→ **OBJECTIVE**: Every line containing the word "JSON" needs to be found and copied.

** start of RECORDS FOR THIS EXERCISE **

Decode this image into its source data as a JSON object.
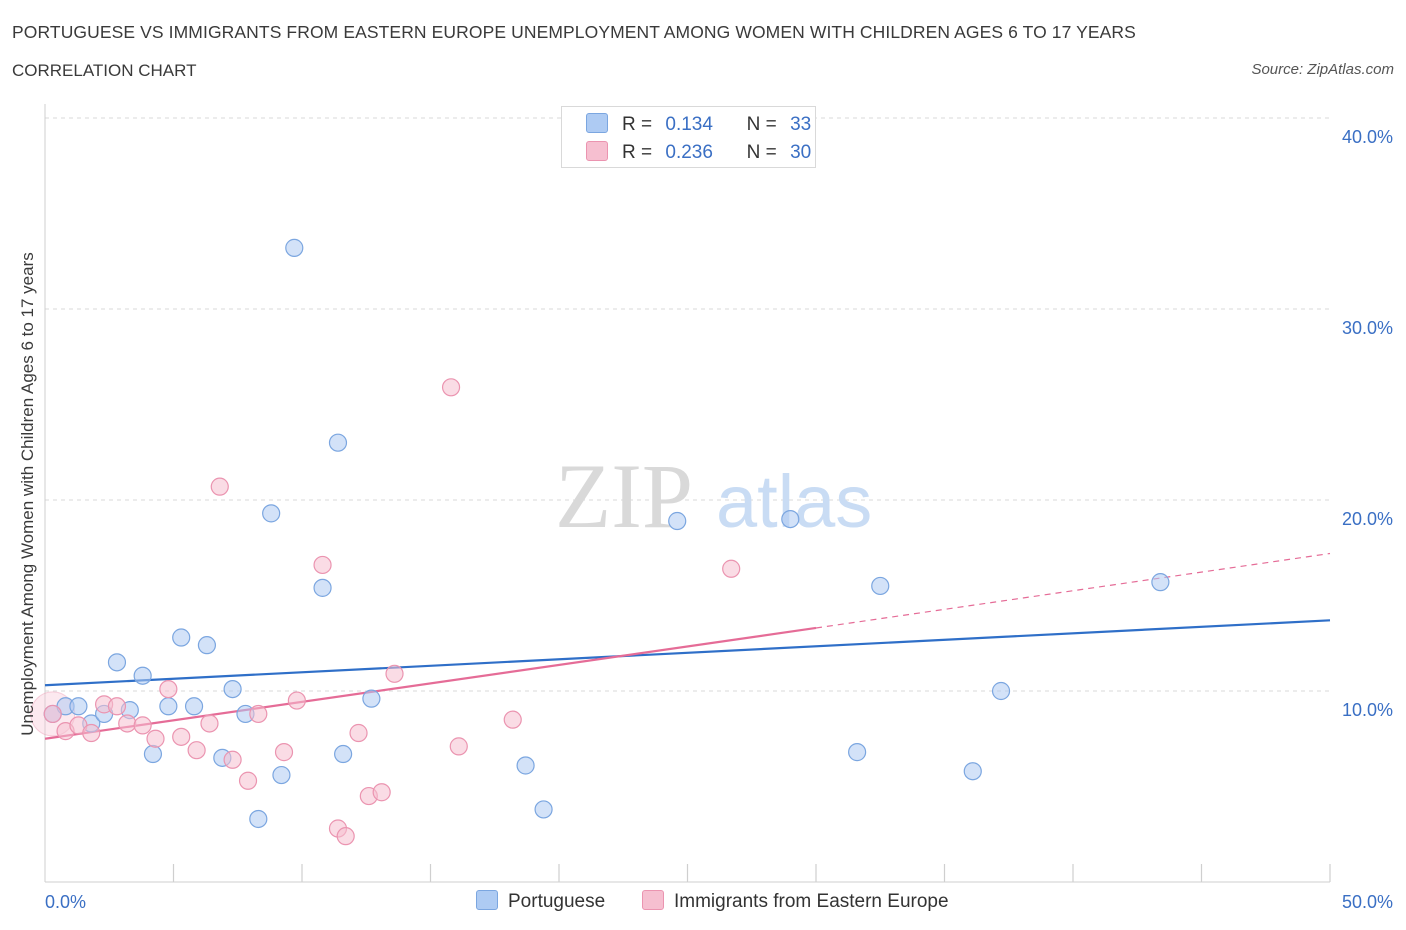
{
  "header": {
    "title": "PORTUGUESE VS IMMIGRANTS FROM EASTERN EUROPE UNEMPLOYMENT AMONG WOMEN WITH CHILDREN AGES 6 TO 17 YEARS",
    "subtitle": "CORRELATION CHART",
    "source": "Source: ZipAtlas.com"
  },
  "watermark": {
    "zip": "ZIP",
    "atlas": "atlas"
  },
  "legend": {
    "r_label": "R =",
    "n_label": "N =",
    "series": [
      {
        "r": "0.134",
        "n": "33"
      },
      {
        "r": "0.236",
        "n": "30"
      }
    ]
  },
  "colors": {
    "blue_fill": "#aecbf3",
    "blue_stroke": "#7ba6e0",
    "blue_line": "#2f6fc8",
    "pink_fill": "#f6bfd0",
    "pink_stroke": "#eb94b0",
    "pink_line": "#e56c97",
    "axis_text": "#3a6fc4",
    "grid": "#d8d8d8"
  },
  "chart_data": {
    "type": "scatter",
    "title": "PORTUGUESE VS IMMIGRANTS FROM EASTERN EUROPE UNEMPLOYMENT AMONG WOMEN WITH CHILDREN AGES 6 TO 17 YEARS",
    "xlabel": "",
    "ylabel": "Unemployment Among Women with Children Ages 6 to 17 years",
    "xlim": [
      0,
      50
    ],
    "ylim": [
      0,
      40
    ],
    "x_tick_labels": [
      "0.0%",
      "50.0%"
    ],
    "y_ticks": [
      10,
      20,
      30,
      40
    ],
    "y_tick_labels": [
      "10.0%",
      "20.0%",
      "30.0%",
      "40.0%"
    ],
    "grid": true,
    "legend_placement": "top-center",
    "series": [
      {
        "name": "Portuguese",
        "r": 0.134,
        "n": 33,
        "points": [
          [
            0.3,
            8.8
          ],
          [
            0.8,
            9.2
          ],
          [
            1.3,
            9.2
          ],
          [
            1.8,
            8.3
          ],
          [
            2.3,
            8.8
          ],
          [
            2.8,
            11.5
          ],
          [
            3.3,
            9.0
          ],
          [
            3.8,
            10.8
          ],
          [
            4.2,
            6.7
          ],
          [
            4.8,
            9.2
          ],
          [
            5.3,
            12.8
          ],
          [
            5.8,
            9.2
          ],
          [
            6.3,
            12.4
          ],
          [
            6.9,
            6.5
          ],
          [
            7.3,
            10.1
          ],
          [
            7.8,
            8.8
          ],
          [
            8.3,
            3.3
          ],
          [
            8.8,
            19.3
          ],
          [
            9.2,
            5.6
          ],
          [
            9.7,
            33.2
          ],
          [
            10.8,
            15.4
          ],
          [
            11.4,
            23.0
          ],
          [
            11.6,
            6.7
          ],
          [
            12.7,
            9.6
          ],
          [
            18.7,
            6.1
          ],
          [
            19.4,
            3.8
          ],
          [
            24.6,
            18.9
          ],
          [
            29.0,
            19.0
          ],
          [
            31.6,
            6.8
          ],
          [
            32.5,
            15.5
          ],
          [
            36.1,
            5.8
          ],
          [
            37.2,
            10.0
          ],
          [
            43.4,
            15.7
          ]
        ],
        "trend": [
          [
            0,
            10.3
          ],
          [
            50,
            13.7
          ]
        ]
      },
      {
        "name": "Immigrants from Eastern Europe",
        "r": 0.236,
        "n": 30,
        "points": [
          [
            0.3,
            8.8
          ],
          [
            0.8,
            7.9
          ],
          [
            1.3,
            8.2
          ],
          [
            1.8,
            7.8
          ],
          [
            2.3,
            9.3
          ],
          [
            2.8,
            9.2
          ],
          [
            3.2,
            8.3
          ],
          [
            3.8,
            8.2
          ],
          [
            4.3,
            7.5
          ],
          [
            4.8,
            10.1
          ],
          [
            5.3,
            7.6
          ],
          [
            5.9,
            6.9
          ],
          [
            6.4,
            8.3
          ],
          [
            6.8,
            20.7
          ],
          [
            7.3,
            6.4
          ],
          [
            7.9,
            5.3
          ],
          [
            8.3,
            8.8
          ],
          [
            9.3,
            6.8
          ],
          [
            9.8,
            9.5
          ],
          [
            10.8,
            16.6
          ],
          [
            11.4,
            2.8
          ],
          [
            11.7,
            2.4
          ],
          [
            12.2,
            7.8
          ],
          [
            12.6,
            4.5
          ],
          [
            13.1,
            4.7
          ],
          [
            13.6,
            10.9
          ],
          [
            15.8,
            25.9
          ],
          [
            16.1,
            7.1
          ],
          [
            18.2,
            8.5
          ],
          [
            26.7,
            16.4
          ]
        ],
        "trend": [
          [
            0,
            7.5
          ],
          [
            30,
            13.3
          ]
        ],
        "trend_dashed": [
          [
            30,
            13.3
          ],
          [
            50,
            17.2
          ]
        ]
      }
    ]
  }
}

** end of RECORDS FOR THIS EXERCISE **
** start of RECORDS FOR THIS EXERCISE **

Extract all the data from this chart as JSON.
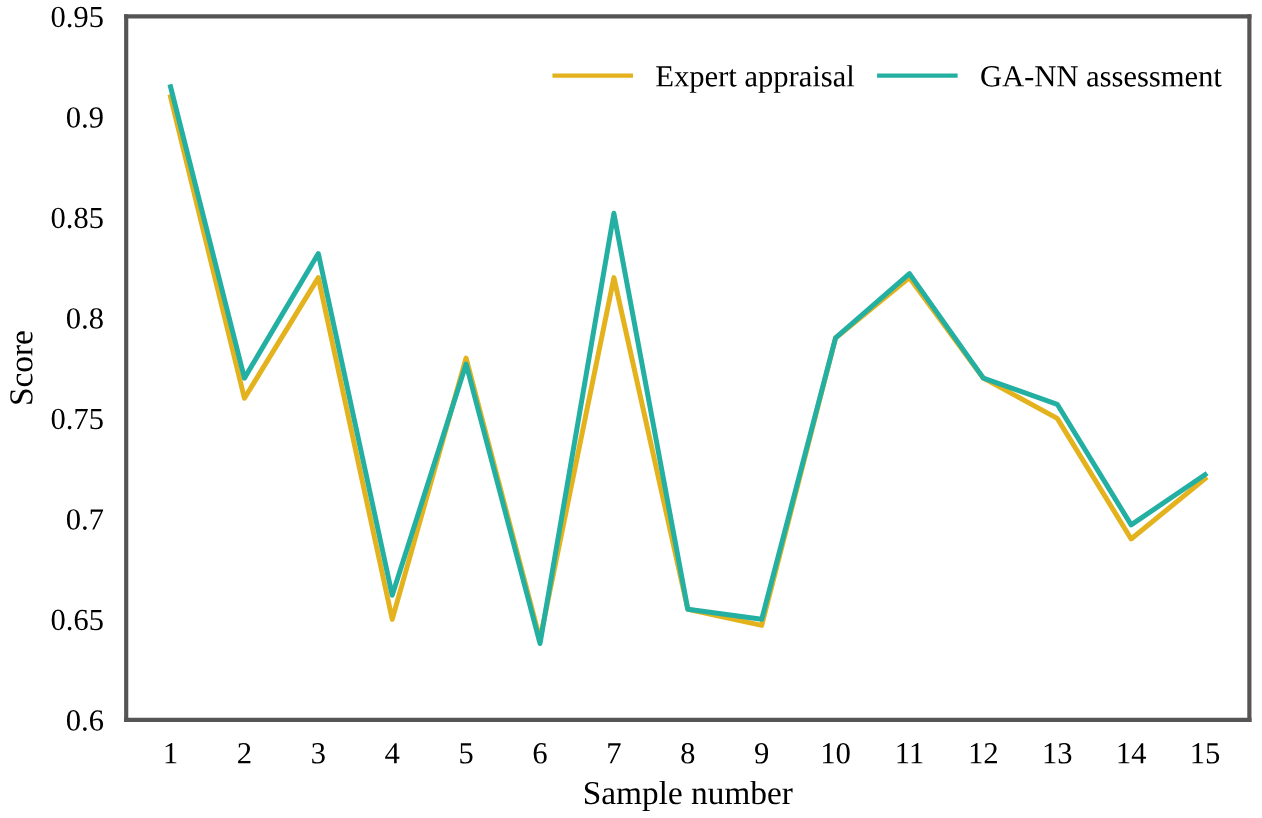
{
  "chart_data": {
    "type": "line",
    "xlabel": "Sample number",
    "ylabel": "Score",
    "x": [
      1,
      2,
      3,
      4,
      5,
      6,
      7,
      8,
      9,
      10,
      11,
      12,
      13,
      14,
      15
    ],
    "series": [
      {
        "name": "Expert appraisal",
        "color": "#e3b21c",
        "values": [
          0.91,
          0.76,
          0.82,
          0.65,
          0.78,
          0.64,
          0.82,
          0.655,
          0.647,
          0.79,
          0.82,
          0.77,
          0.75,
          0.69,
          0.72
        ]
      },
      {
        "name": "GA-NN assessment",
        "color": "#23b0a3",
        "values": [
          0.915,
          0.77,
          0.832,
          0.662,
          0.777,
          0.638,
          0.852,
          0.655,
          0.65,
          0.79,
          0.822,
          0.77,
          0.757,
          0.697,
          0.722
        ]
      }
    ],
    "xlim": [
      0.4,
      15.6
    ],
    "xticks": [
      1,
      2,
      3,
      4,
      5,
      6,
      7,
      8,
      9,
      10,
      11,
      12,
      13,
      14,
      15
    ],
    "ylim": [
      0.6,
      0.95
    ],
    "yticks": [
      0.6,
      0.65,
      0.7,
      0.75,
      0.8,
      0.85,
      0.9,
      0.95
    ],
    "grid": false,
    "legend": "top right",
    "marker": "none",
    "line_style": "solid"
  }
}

** end of RECORDS FOR THIS EXERCISE **

→ **FULL RESPONSE**:
Decode this image into its source data as a JSON object.
Extract all the data from this chart as JSON.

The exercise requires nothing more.